((

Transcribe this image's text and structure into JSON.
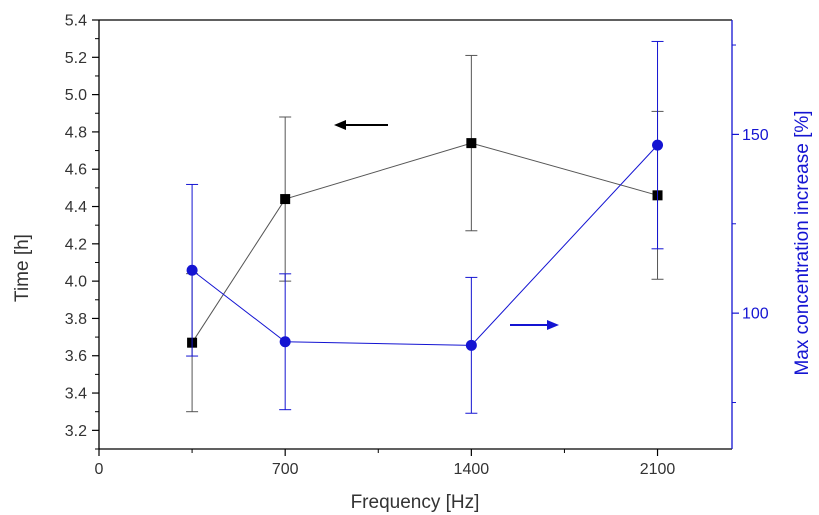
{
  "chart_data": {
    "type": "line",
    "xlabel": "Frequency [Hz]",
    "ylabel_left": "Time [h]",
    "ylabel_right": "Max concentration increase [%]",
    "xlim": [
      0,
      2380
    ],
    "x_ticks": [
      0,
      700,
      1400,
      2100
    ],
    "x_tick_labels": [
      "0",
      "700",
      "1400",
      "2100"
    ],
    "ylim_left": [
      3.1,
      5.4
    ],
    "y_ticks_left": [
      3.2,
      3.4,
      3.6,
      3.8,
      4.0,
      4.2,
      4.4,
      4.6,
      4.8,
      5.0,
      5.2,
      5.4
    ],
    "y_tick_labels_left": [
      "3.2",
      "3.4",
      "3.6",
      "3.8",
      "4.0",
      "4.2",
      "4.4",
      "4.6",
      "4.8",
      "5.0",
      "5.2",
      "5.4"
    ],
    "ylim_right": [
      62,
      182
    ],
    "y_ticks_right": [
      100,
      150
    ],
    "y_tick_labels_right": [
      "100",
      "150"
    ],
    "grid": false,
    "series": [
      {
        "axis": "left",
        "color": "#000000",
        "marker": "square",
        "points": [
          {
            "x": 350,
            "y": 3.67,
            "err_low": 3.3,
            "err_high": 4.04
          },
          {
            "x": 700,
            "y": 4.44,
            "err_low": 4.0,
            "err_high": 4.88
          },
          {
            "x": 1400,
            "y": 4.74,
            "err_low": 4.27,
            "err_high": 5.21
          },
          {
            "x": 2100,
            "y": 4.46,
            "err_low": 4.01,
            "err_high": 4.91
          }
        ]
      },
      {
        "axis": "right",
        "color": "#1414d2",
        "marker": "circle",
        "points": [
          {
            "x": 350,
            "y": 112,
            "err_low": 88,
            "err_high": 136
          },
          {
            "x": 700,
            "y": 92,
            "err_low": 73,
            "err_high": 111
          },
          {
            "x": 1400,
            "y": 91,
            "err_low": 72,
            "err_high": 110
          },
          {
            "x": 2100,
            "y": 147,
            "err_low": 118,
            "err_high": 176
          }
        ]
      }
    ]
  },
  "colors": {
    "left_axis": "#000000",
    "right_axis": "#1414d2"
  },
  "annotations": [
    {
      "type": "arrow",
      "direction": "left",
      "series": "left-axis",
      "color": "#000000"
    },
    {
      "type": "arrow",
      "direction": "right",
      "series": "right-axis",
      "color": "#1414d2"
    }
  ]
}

))
((

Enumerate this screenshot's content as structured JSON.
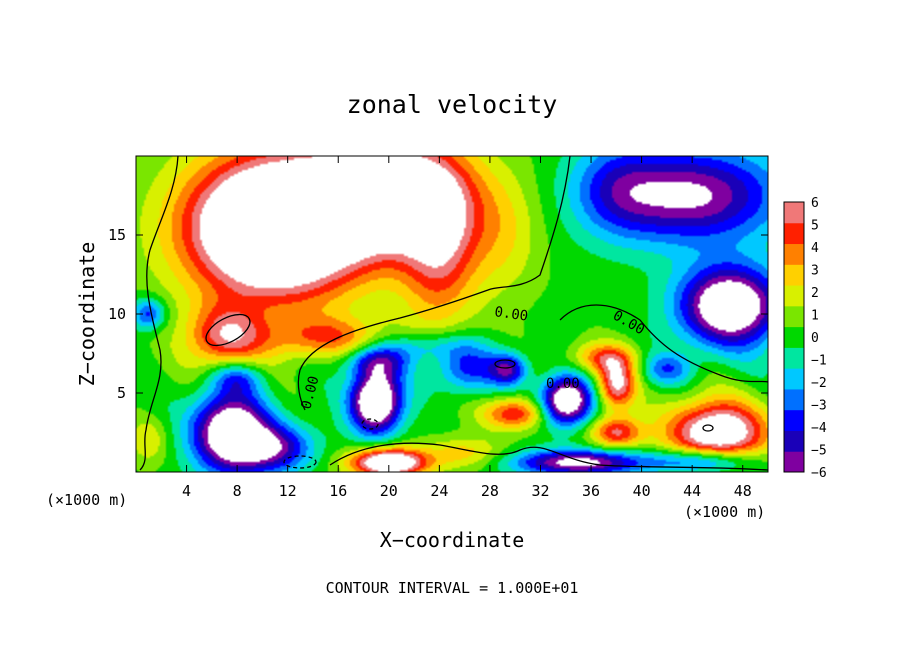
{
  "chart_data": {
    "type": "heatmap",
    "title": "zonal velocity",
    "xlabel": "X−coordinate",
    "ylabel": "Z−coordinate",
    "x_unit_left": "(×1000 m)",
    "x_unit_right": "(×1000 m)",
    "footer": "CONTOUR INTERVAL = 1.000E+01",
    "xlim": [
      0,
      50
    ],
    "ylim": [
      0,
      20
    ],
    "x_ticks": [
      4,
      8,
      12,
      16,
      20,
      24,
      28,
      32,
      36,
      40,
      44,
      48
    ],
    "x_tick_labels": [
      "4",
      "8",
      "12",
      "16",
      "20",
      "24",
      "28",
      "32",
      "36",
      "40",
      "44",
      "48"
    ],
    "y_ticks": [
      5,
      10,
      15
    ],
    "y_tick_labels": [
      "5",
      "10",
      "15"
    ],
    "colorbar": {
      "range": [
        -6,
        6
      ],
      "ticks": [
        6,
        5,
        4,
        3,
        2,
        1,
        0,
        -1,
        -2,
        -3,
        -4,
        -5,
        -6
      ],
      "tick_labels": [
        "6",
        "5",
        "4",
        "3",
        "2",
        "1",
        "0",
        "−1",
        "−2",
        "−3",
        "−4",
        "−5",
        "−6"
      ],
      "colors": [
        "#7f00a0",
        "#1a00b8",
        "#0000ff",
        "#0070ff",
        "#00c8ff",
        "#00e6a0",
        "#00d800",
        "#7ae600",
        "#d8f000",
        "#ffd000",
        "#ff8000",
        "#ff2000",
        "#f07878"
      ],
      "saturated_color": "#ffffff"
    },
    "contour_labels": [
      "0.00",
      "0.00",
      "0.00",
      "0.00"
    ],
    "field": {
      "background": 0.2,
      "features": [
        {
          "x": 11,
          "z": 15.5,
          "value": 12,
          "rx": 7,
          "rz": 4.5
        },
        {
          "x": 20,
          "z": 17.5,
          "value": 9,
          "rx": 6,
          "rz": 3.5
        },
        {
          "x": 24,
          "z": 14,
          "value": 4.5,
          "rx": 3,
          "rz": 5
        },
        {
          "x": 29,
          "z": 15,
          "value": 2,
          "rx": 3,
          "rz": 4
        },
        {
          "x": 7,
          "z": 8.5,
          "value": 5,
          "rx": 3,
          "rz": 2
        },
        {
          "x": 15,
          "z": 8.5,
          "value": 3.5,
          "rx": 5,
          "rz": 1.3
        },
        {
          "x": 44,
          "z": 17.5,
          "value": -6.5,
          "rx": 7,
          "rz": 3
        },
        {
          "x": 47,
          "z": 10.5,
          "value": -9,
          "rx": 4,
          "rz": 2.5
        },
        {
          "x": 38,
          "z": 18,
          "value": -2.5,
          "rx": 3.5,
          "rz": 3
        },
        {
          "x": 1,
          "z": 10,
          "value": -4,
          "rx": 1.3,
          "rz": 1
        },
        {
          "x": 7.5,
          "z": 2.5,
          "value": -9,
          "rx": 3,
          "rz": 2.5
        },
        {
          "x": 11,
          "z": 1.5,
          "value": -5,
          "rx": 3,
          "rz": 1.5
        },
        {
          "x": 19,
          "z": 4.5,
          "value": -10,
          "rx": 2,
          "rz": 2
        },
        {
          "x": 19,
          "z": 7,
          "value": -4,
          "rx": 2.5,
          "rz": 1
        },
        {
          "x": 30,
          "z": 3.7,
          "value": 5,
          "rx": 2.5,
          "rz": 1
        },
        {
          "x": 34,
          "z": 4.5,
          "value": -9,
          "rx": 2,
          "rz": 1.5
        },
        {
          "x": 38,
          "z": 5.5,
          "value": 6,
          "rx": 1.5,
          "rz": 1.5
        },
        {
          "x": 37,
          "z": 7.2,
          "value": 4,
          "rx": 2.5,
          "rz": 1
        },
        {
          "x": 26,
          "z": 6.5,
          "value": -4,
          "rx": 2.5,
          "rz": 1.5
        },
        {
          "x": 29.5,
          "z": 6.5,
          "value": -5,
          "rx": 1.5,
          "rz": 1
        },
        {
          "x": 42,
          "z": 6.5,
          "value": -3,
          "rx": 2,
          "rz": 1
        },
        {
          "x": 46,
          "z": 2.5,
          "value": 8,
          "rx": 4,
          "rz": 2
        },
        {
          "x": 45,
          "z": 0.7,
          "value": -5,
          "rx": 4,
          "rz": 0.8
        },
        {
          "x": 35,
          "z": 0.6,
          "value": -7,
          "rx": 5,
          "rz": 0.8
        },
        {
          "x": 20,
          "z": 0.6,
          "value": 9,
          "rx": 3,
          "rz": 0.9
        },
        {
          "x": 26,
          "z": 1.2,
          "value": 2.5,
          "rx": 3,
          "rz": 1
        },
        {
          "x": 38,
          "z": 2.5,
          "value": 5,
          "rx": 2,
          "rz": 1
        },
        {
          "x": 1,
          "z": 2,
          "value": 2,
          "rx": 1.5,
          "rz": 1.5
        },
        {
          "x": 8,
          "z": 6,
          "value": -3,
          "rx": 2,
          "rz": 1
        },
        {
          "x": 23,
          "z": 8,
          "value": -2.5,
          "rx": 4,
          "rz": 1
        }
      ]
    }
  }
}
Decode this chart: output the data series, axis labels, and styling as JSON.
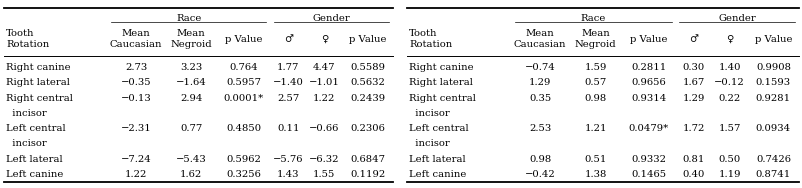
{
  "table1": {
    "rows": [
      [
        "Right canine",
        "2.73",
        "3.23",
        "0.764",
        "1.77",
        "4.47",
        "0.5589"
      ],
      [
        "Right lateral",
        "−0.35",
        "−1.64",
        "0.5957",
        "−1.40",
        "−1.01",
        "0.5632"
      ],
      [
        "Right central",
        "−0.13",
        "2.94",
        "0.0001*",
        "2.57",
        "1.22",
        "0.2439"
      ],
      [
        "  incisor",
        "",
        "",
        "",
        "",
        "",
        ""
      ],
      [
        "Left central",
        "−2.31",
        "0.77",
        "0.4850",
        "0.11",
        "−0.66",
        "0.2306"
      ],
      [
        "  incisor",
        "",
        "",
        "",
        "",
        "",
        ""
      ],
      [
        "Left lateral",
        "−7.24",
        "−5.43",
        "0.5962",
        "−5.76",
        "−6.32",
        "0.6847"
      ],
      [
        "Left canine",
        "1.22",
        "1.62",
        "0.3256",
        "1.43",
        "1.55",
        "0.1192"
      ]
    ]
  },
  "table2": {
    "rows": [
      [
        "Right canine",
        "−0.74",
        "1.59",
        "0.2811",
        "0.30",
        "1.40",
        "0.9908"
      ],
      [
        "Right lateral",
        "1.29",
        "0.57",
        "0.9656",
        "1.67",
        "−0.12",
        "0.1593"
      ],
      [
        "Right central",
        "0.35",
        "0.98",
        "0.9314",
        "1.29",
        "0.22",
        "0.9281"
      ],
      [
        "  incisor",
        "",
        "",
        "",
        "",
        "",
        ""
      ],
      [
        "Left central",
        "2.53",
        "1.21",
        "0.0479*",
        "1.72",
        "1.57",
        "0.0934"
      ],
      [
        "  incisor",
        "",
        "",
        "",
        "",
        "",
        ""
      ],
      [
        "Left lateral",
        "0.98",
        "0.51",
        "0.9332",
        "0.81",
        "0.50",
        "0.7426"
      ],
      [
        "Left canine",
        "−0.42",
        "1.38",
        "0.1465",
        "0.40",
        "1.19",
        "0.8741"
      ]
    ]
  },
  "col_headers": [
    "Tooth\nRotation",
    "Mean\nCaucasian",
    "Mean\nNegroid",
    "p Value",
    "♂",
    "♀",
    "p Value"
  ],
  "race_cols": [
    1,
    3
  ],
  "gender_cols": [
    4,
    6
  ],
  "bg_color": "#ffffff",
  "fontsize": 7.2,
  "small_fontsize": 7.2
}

))
((

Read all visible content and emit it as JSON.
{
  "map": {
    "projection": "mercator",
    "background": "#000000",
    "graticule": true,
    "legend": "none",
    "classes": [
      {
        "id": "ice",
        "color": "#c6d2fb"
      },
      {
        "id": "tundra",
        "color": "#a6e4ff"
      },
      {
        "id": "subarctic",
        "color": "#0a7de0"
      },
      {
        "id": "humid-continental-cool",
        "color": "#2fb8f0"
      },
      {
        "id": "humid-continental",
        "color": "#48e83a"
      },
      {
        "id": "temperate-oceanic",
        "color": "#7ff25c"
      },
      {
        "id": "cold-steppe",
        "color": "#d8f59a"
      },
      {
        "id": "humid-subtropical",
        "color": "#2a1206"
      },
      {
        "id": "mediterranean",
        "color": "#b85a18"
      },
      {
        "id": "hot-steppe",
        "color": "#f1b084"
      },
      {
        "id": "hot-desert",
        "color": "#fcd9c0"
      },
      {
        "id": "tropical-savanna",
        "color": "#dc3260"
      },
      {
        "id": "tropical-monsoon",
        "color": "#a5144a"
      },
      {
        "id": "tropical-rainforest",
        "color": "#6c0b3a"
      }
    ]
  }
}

))

* **Work required**
Identify the lines in the entries above that contain "JSON", then copy them out.

* **Answer to the exercise**
Transcribe this image's text and structure into JSON.
Enumerate this screenshot's content as structured JSON.
Decode this chart: output the data series, axis labels, and styling as JSON.
Read all visible content and emit it as JSON.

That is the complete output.